Stated exercise:
Transcribe each line of the rows below word for word. Leave the pictures out of your answer.

Supplied records:
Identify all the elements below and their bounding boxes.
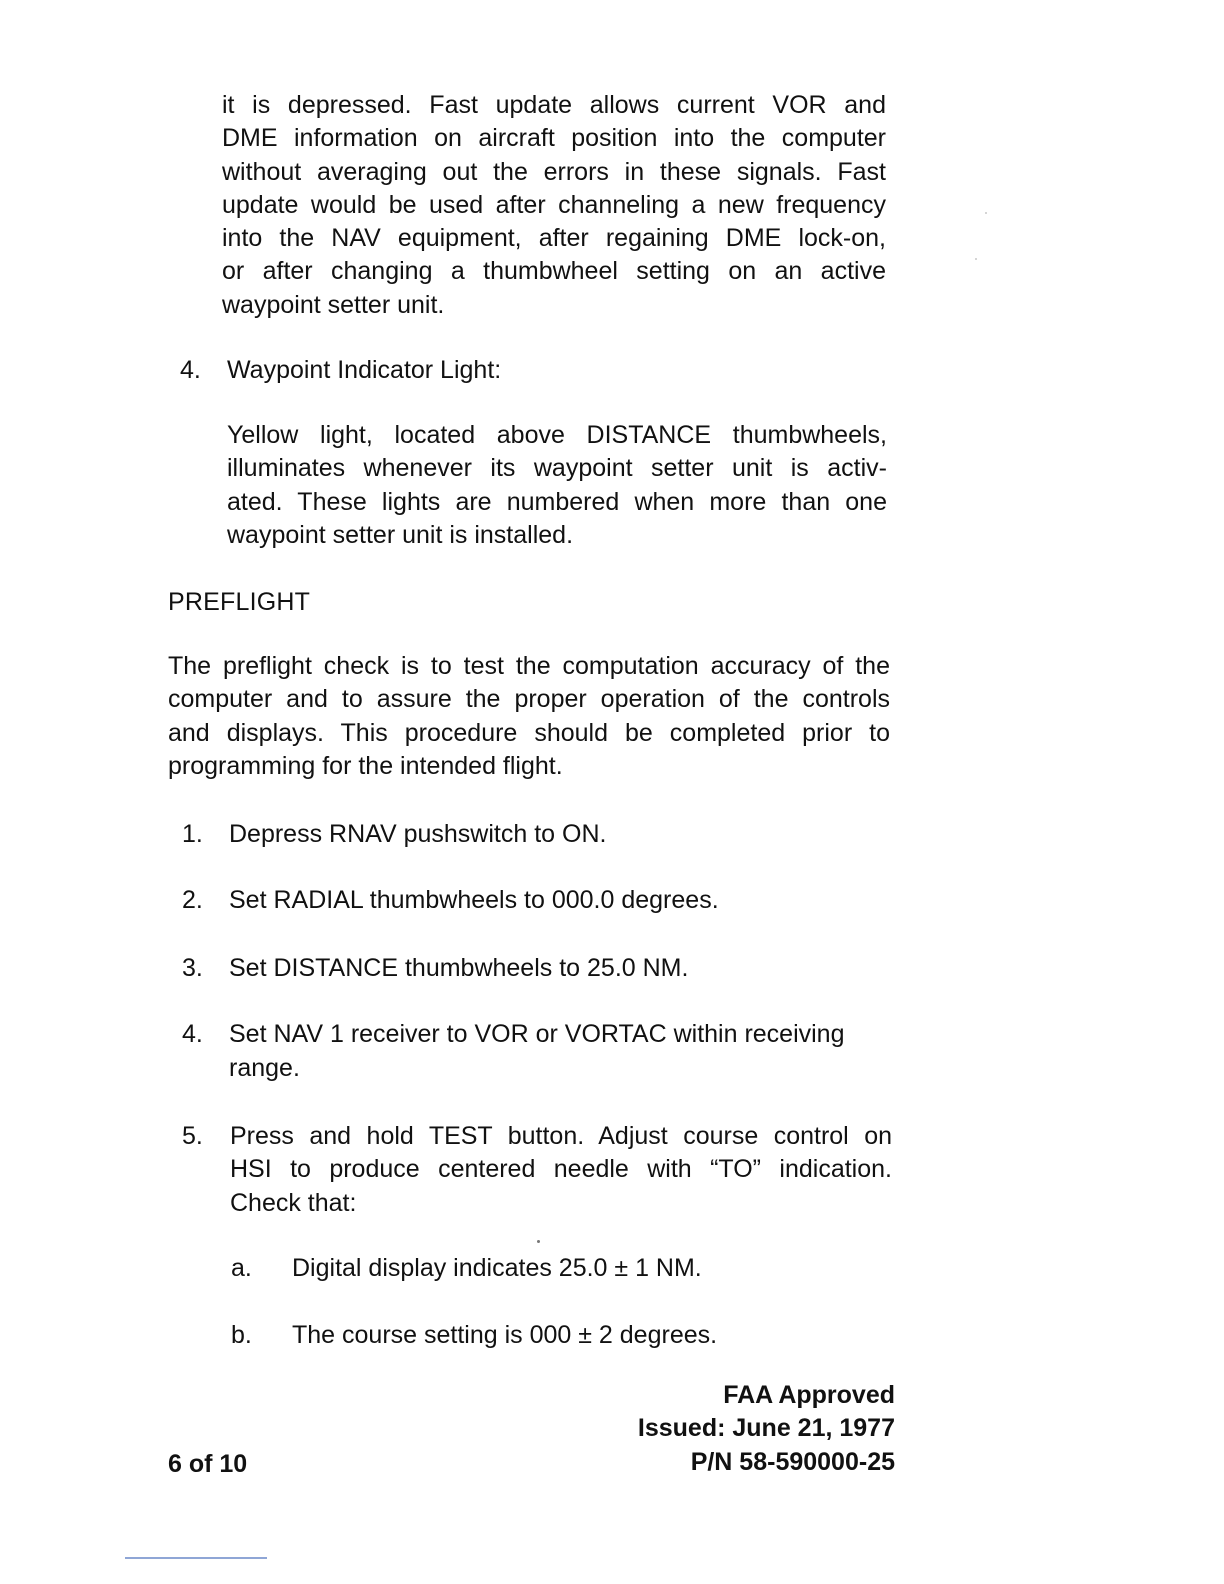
section-heading: PREFLIGHT [168, 588, 311, 616]
issue-date: Issued: June 21, 1977 [637, 1414, 895, 1442]
page-number: 6 of 10 [168, 1450, 248, 1478]
text-line: The preflight check is to test the computation accuracy of the [168, 652, 890, 680]
text-line: DME information on aircraft position into the computer [222, 124, 886, 153]
step-text [230, 1120, 892, 1220]
text-line: without averaging out the errors in these signals. Fast [222, 157, 886, 186]
step-text: Set NAV 1 receiver to VOR or VORTAC within receiving [229, 1020, 845, 1048]
text-line: programming for the intended flight. [168, 751, 563, 780]
text-line: and displays. This procedure should be completed prior to [168, 718, 890, 747]
step-number: 1. [182, 820, 203, 848]
text-line: illuminates whenever its waypoint setter unit is activ- [227, 454, 887, 483]
preflight-intro [168, 650, 890, 783]
substep-letter: a. [231, 1254, 252, 1282]
text-line: HSI to produce centered needle with “TO” indication. [230, 1155, 892, 1184]
faa-approved-label: FAA Approved [723, 1381, 895, 1409]
scan-speck [537, 1240, 540, 1243]
text-line: Check that: [230, 1188, 357, 1217]
scan-edge-line [125, 1557, 267, 1559]
step-text: range. [229, 1054, 300, 1082]
text-line: or after changing a thumbwheel setting on an active [222, 257, 886, 286]
substep-letter: b. [231, 1321, 252, 1349]
scan-speck [985, 212, 987, 214]
step-text: Depress RNAV pushswitch to ON. [229, 820, 607, 848]
text-line: waypoint setter unit. [222, 290, 445, 319]
substep-text: Digital display indicates 25.0 ± 1 NM. [292, 1254, 702, 1282]
step-number: 3. [182, 954, 203, 982]
item-title: Waypoint Indicator Light: [227, 356, 502, 384]
text-line: update would be used after channeling a new frequency [222, 190, 886, 219]
continuation-paragraph [222, 89, 886, 322]
scan-speck [975, 258, 977, 260]
text-line: it is depressed. Fast update allows current VOR and [222, 91, 886, 119]
step-number: 2. [182, 886, 203, 914]
text-line: computer and to assure the proper operation of the controls [168, 685, 890, 714]
text-line: Press and hold TEST button. Adjust course control on [230, 1122, 892, 1150]
item-description [227, 419, 887, 552]
text-line: waypoint setter unit is installed. [227, 520, 574, 549]
text-line: Yellow light, located above DISTANCE thumbwheels, [227, 421, 887, 449]
step-number: 5. [182, 1122, 203, 1150]
text-line: into the NAV equipment, after regaining DME lock-on, [222, 224, 886, 253]
step-text: Set RADIAL thumbwheels to 000.0 degrees. [229, 886, 719, 914]
step-text: Set DISTANCE thumbwheels to 25.0 NM. [229, 954, 689, 982]
text-line: ated. These lights are numbered when more than one [227, 487, 887, 516]
substep-text: The course setting is 000 ± 2 degrees. [292, 1321, 718, 1349]
part-number: P/N 58-590000-25 [690, 1448, 895, 1476]
step-number: 4. [182, 1020, 203, 1048]
item-number: 4. [180, 356, 201, 384]
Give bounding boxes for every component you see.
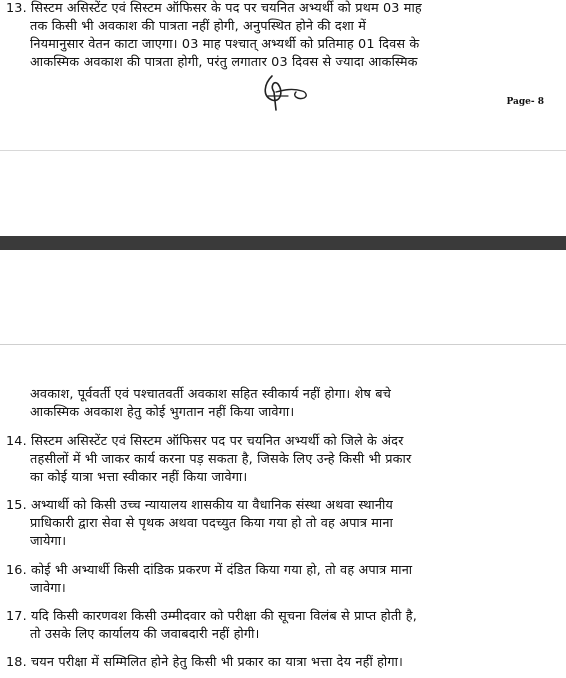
page-gap-bar (0, 236, 566, 250)
item-14-line-2: तहसीलों में भी जाकर कार्य करना पड़ सकता है, जिसके लिए उन्हे किसी भी प्रकार (30, 452, 412, 467)
item-13-line-3: नियमानुसार वेतन काटा जाएगा। 03 माह पश्चात् अभ्यर्थी को प्रतिमाह 01 दिवस के (30, 37, 420, 52)
item-17-line-2: तो उसके लिए कार्यालय की जवाबदारी नहीं होगी। (30, 627, 260, 642)
item-18-line-1: 18. चयन परीक्षा में सम्मिलित होने हेतु किसी भी प्रकार का यात्रा भत्ता देय नहीं होगा। (6, 655, 404, 670)
item-15-line-1: 15. अभ्यार्थी को किसी उच्च न्यायालय शासकीय या वैधानिक संस्था अथवा स्थानीय (6, 498, 393, 513)
item-13-line-4: आकस्मिक अवकाश की पात्रता होगी, परंतु लगातार 03 दिवस से ज्यादा आकस्मिक (30, 55, 418, 70)
continuation-line-1: अवकाश, पूर्ववर्ती एवं पश्चातवर्ती अवकाश सहित स्वीकार्य नहीं होगा। शेष बचे (30, 387, 391, 402)
page-separator-line (0, 150, 566, 151)
item-15-line-2: प्राधिकारी द्वारा सेवा से पृथक अथवा पदच्युत किया गया हो तो वह अपात्र माना (30, 516, 393, 531)
item-14-line-3: का कोई यात्रा भत्ता स्वीकार नहीं किया जावेगा। (30, 470, 248, 485)
page-top-edge (0, 344, 566, 345)
item-17-line-1: 17. यदि किसी कारणवश किसी उम्मीदवार को परीक्षा की सूचना विलंब से प्राप्त होती है, (6, 609, 417, 624)
continuation-line-2: आकस्मिक अवकाश हेतु कोई भुगतान नहीं किया जावेगा। (30, 405, 295, 420)
item-15-line-3: जायेगा। (30, 534, 67, 549)
item-16-line-1: 16. कोई भी अभ्यार्थी किसी दांडिक प्रकरण में दंडित किया गया हो, तो वह अपात्र माना (6, 563, 413, 578)
item-13-line-2: तक किसी भी अवकाश की पात्रता नहीं होगी, अनुपस्थित होने की दशा में (30, 19, 367, 34)
item-13-line-1: 13. सिस्टम असिस्टेंट एवं सिस्टम ऑफिसर के पद पर चयनित अभ्यर्थी को प्रथम 03 माह (6, 1, 422, 16)
signature (258, 70, 318, 116)
page-number: Page- 8 (506, 97, 544, 107)
item-16-line-2: जावेगा। (30, 581, 66, 596)
item-14-line-1: 14. सिस्टम असिस्टेंट एवं सिस्टम ऑफिसर पद पर चयनित अभ्यर्थी को जिले के अंदर (6, 434, 404, 449)
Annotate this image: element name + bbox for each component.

Worked solution:
Identify all the elements below and their bounding boxes.
section-heading: PREFLIGHT [168, 588, 311, 616]
issue-date: Issued: June 21, 1977 [637, 1414, 895, 1442]
page-number: 6 of 10 [168, 1450, 248, 1478]
text-line: The preflight check is to test the computation accuracy of the [168, 652, 890, 680]
text-line: DME information on aircraft position into the computer [222, 124, 886, 153]
step-text [230, 1120, 892, 1220]
text-line: without averaging out the errors in these signals. Fast [222, 157, 886, 186]
step-text: Set NAV 1 receiver to VOR or VORTAC within receiving [229, 1020, 845, 1048]
text-line: programming for the intended flight. [168, 751, 563, 780]
text-line: and displays. This procedure should be completed prior to [168, 718, 890, 747]
step-number: 1. [182, 820, 203, 848]
text-line: illuminates whenever its waypoint setter unit is activ- [227, 454, 887, 483]
preflight-intro [168, 650, 890, 783]
substep-letter: a. [231, 1254, 252, 1282]
text-line: HSI to produce centered needle with “TO” indication. [230, 1155, 892, 1184]
faa-approved-label: FAA Approved [723, 1381, 895, 1409]
scan-speck [537, 1240, 540, 1243]
text-line: Check that: [230, 1188, 357, 1217]
scan-edge-line [125, 1557, 267, 1559]
step-text: range. [229, 1054, 300, 1082]
text-line: or after changing a thumbwheel setting on an active [222, 257, 886, 286]
substep-letter: b. [231, 1321, 252, 1349]
scan-speck [985, 212, 987, 214]
step-text: Depress RNAV pushswitch to ON. [229, 820, 607, 848]
text-line: waypoint setter unit. [222, 290, 445, 319]
substep-text: Digital display indicates 25.0 ± 1 NM. [292, 1254, 702, 1282]
step-number: 3. [182, 954, 203, 982]
item-title: Waypoint Indicator Light: [227, 356, 502, 384]
text-line: update would be used after channeling a new frequency [222, 190, 886, 219]
continuation-paragraph [222, 89, 886, 322]
scan-speck [975, 258, 977, 260]
text-line: it is depressed. Fast update allows current VOR and [222, 91, 886, 119]
step-number: 2. [182, 886, 203, 914]
text-line: computer and to assure the proper operation of the controls [168, 685, 890, 714]
text-line: Press and hold TEST button. Adjust course control on [230, 1122, 892, 1150]
item-description [227, 419, 887, 552]
text-line: waypoint setter unit is installed. [227, 520, 574, 549]
text-line: Yellow light, located above DISTANCE thumbwheels, [227, 421, 887, 449]
step-number: 5. [182, 1122, 203, 1150]
text-line: into the NAV equipment, after regaining DME lock-on, [222, 224, 886, 253]
step-text: Set RADIAL thumbwheels to 000.0 degrees. [229, 886, 719, 914]
step-text: Set DISTANCE thumbwheels to 25.0 NM. [229, 954, 689, 982]
text-line: ated. These lights are numbered when more than one [227, 487, 887, 516]
substep-text: The course setting is 000 ± 2 degrees. [292, 1321, 718, 1349]
part-number: P/N 58-590000-25 [690, 1448, 895, 1476]
step-number: 4. [182, 1020, 203, 1048]
item-number: 4. [180, 356, 201, 384]
Give bounding boxes for every component you see.
page-gap-bar (0, 236, 566, 250)
item-14-line-2: तहसीलों में भी जाकर कार्य करना पड़ सकता है, जिसके लिए उन्हे किसी भी प्रकार (30, 452, 412, 467)
item-13-line-3: नियमानुसार वेतन काटा जाएगा। 03 माह पश्चात् अभ्यर्थी को प्रतिमाह 01 दिवस के (30, 37, 420, 52)
item-17-line-2: तो उसके लिए कार्यालय की जवाबदारी नहीं होगी। (30, 627, 260, 642)
item-18-line-1: 18. चयन परीक्षा में सम्मिलित होने हेतु किसी भी प्रकार का यात्रा भत्ता देय नहीं होगा। (6, 655, 404, 670)
item-15-line-1: 15. अभ्यार्थी को किसी उच्च न्यायालय शासकीय या वैधानिक संस्था अथवा स्थानीय (6, 498, 393, 513)
item-13-line-4: आकस्मिक अवकाश की पात्रता होगी, परंतु लगातार 03 दिवस से ज्यादा आकस्मिक (30, 55, 418, 70)
continuation-line-1: अवकाश, पूर्ववर्ती एवं पश्चातवर्ती अवकाश सहित स्वीकार्य नहीं होगा। शेष बचे (30, 387, 391, 402)
page-separator-line (0, 150, 566, 151)
item-15-line-2: प्राधिकारी द्वारा सेवा से पृथक अथवा पदच्युत किया गया हो तो वह अपात्र माना (30, 516, 393, 531)
item-14-line-3: का कोई यात्रा भत्ता स्वीकार नहीं किया जावेगा। (30, 470, 248, 485)
page-top-edge (0, 344, 566, 345)
item-17-line-1: 17. यदि किसी कारणवश किसी उम्मीदवार को परीक्षा की सूचना विलंब से प्राप्त होती है, (6, 609, 417, 624)
continuation-line-2: आकस्मिक अवकाश हेतु कोई भुगतान नहीं किया जावेगा। (30, 405, 295, 420)
item-15-line-3: जायेगा। (30, 534, 67, 549)
item-16-line-1: 16. कोई भी अभ्यार्थी किसी दांडिक प्रकरण में दंडित किया गया हो, तो वह अपात्र माना (6, 563, 413, 578)
item-13-line-2: तक किसी भी अवकाश की पात्रता नहीं होगी, अनुपस्थित होने की दशा में (30, 19, 367, 34)
item-13-line-1: 13. सिस्टम असिस्टेंट एवं सिस्टम ऑफिसर के पद पर चयनित अभ्यर्थी को प्रथम 03 माह (6, 1, 422, 16)
signature (258, 70, 318, 116)
page-number: Page- 8 (506, 97, 544, 107)
item-16-line-2: जावेगा। (30, 581, 66, 596)
item-14-line-1: 14. सिस्टम असिस्टेंट एवं सिस्टम ऑफिसर पद पर चयनित अभ्यर्थी को जिले के अंदर (6, 434, 404, 449)
Annotate this image: element name + bbox for each component.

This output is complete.